_Goal_.
Copy out each line of the listing below that contains the string "CAPE". Uppercase and lowercase letters must match.

_Source material_.

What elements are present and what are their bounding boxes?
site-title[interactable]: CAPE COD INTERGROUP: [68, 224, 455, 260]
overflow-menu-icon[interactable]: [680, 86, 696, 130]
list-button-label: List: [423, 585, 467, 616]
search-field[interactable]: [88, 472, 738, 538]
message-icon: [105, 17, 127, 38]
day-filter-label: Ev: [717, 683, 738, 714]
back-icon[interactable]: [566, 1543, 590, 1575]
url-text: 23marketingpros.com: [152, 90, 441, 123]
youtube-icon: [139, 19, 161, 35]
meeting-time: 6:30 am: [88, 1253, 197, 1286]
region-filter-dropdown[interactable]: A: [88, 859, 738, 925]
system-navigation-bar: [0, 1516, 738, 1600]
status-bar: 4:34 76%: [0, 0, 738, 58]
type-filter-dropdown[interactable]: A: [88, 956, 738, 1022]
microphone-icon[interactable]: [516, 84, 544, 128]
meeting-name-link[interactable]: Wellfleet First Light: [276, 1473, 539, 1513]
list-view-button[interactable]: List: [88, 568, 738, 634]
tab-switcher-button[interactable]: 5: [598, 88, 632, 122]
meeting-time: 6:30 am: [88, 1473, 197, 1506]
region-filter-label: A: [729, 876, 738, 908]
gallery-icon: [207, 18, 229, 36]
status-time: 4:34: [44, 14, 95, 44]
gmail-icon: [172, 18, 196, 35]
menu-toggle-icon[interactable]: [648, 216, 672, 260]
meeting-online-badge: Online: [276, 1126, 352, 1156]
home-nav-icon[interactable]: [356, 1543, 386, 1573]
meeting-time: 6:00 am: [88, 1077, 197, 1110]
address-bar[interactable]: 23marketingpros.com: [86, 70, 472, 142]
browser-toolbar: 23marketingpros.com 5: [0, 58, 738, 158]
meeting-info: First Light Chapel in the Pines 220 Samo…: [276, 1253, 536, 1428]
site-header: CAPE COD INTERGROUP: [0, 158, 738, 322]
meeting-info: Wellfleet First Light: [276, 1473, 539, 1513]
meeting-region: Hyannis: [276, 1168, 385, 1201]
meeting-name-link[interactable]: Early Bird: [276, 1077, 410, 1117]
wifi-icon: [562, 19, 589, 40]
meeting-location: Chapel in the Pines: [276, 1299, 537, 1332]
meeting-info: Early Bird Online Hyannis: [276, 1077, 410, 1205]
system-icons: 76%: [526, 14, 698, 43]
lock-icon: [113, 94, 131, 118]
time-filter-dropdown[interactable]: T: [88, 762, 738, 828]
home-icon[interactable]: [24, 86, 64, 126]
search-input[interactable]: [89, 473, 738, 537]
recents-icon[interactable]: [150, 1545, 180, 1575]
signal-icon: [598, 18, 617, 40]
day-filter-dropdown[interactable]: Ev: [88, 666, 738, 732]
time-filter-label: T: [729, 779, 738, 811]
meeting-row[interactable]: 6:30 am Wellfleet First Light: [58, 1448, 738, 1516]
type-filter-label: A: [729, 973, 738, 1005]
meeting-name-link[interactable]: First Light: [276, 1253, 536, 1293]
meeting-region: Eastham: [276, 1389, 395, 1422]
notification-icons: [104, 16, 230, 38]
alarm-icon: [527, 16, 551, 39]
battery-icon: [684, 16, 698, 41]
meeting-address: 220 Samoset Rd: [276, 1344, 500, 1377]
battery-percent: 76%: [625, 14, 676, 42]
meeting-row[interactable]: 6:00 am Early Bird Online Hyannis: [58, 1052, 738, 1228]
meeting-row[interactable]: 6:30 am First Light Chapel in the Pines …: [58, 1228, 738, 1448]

_Correct output_.
site-title[interactable]: CAPE COD INTERGROUP: [68, 224, 455, 260]
site-header: CAPE COD INTERGROUP: [0, 158, 738, 322]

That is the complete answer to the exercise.